*What the task requires*:
Write each line out again exactly as written.

*Records for the task*:
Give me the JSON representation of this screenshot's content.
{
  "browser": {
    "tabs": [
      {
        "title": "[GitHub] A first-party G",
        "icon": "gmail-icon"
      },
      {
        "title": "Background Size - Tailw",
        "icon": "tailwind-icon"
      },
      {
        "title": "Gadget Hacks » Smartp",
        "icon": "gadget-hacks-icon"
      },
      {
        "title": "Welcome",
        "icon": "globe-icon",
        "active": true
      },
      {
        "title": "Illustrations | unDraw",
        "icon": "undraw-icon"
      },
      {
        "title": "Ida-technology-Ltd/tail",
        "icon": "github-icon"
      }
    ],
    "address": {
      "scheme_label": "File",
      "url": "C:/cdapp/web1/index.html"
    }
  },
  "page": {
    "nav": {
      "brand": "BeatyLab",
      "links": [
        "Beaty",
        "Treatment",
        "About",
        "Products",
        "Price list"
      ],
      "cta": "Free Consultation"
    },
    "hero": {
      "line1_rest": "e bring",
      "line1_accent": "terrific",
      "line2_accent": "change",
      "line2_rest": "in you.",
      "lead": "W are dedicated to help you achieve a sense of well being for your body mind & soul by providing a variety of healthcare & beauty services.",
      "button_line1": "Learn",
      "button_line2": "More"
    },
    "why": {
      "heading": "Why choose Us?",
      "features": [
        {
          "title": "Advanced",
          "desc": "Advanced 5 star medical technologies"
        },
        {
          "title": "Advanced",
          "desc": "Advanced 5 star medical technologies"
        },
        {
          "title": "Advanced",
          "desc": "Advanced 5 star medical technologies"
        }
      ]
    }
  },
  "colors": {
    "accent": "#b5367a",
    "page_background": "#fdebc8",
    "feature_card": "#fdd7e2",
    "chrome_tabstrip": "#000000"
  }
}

*Written solution*:
Give me the JSON representation of this screenshot's content.
{
  "browser": {
    "tabs": [
      {
        "title": "[GitHub] A first-party G",
        "icon": "gmail-icon"
      },
      {
        "title": "Background Size - Tailw",
        "icon": "tailwind-icon"
      },
      {
        "title": "Gadget Hacks » Smartp",
        "icon": "gadget-hacks-icon"
      },
      {
        "title": "Welcome",
        "icon": "globe-icon",
        "active": true
      },
      {
        "title": "Illustrations | unDraw",
        "icon": "undraw-icon"
      },
      {
        "title": "Ida-technology-Ltd/tail",
        "icon": "github-icon"
      }
    ],
    "address": {
      "scheme_label": "File",
      "url": "C:/cdapp/web1/index.html"
    }
  },
  "page": {
    "nav": {
      "brand": "BeatyLab",
      "links": [
        "Beaty",
        "Treatment",
        "About",
        "Products",
        "Price list"
      ],
      "cta": "Free Consultation"
    },
    "hero": {
      "line1_rest": "e bring",
      "line1_accent": "terrific",
      "line2_accent": "change",
      "line2_rest": "in you.",
      "lead": "W are dedicated to help you achieve a sense of well being for your body mind & soul by providing a variety of healthcare & beauty services.",
      "button_line1": "Learn",
      "button_line2": "More"
    },
    "why": {
      "heading": "Why choose Us?",
      "features": [
        {
          "title": "Advanced",
          "desc": "Advanced 5 star medical technologies"
        },
        {
          "title": "Advanced",
          "desc": "Advanced 5 star medical technologies"
        },
        {
          "title": "Advanced",
          "desc": "Advanced 5 star medical technologies"
        }
      ]
    }
  },
  "colors": {
    "accent": "#b5367a",
    "page_background": "#fdebc8",
    "feature_card": "#fdd7e2",
    "chrome_tabstrip": "#000000"
  }
}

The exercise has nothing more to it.